● LISTED ENTRIES:

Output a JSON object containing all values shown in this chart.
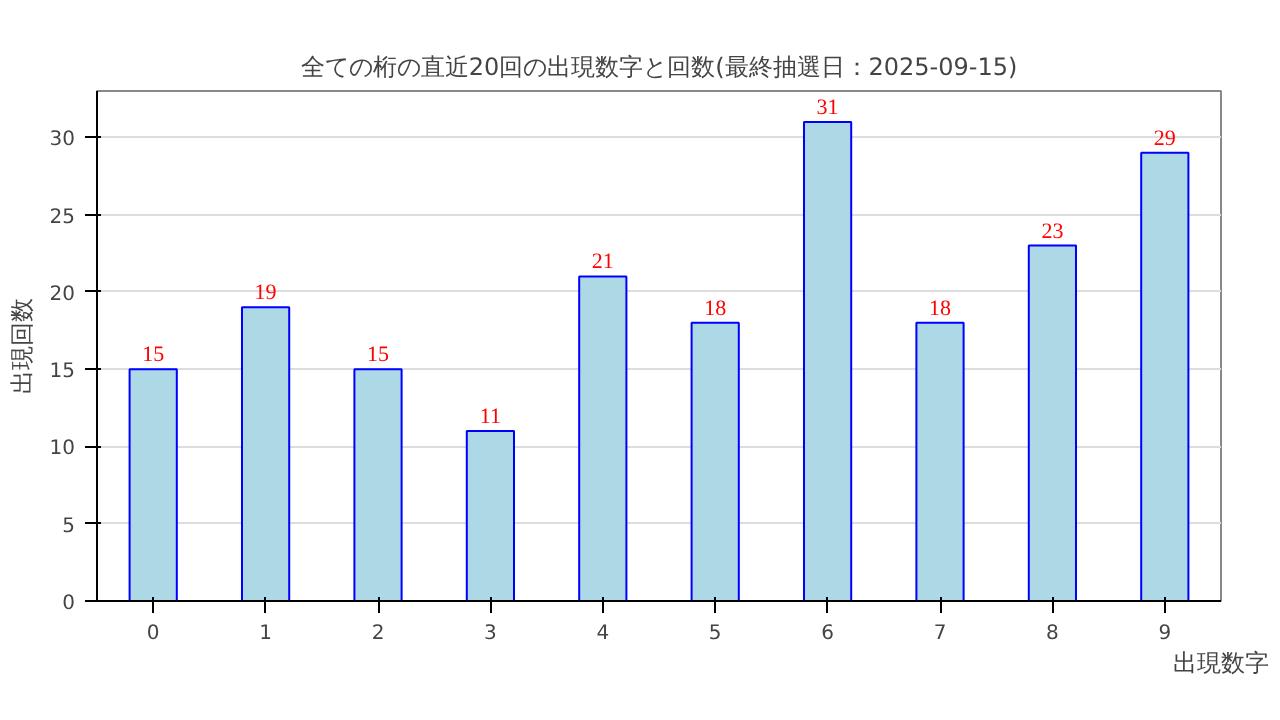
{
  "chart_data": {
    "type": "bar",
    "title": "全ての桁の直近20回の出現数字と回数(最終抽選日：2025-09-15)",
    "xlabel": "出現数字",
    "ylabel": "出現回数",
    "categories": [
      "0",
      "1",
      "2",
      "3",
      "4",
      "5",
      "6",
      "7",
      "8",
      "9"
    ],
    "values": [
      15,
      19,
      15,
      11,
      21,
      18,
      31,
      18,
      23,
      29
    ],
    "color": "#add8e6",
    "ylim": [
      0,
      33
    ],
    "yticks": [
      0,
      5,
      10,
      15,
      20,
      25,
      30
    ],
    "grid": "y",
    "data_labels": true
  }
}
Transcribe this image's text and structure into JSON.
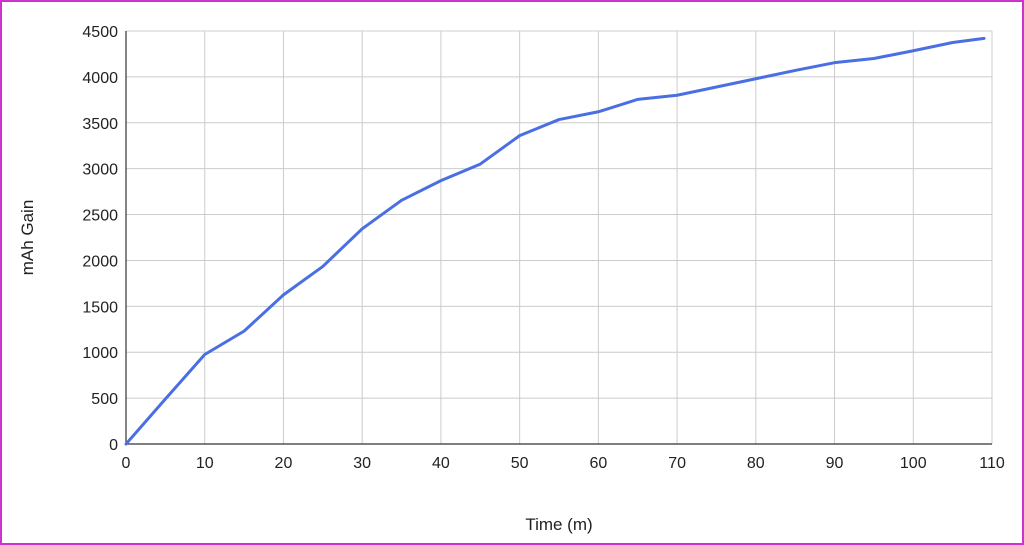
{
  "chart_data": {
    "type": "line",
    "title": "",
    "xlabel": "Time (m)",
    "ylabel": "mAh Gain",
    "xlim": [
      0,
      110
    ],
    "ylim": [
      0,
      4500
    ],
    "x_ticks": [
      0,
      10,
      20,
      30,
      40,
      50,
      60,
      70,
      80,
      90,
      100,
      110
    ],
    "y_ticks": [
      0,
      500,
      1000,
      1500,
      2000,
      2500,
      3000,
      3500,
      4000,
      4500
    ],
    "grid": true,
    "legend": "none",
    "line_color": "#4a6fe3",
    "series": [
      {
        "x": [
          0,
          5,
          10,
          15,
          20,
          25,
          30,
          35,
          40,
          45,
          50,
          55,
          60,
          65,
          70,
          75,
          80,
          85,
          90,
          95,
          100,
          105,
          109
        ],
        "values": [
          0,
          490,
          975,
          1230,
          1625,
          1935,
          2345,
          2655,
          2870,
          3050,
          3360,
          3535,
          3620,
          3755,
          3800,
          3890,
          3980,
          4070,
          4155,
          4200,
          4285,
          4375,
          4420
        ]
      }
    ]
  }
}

● DIRECTIONS FOR THIS TASK: Generate a word-for-word copy of the preceding records, excluding all pictures.

● OUTPUT FOR THIS EXERCISE:
Output a JSON object containing all values shown in this chart.
{
  "chart_data": {
    "type": "bar",
    "title": "全ての桁の直近20回の出現数字と回数(最終抽選日：2025-09-15)",
    "xlabel": "出現数字",
    "ylabel": "出現回数",
    "categories": [
      "0",
      "1",
      "2",
      "3",
      "4",
      "5",
      "6",
      "7",
      "8",
      "9"
    ],
    "values": [
      15,
      19,
      15,
      11,
      21,
      18,
      31,
      18,
      23,
      29
    ],
    "color": "#add8e6",
    "ylim": [
      0,
      33
    ],
    "yticks": [
      0,
      5,
      10,
      15,
      20,
      25,
      30
    ],
    "grid": "y",
    "data_labels": true
  }
}
Transcribe this image's text and structure into JSON.
{
  "chart_data": {
    "type": "line",
    "title": "",
    "xlabel": "Time (m)",
    "ylabel": "mAh Gain",
    "xlim": [
      0,
      110
    ],
    "ylim": [
      0,
      4500
    ],
    "x_ticks": [
      0,
      10,
      20,
      30,
      40,
      50,
      60,
      70,
      80,
      90,
      100,
      110
    ],
    "y_ticks": [
      0,
      500,
      1000,
      1500,
      2000,
      2500,
      3000,
      3500,
      4000,
      4500
    ],
    "grid": true,
    "legend": "none",
    "line_color": "#4a6fe3",
    "series": [
      {
        "x": [
          0,
          5,
          10,
          15,
          20,
          25,
          30,
          35,
          40,
          45,
          50,
          55,
          60,
          65,
          70,
          75,
          80,
          85,
          90,
          95,
          100,
          105,
          109
        ],
        "values": [
          0,
          490,
          975,
          1230,
          1625,
          1935,
          2345,
          2655,
          2870,
          3050,
          3360,
          3535,
          3620,
          3755,
          3800,
          3890,
          3980,
          4070,
          4155,
          4200,
          4285,
          4375,
          4420
        ]
      }
    ]
  }
}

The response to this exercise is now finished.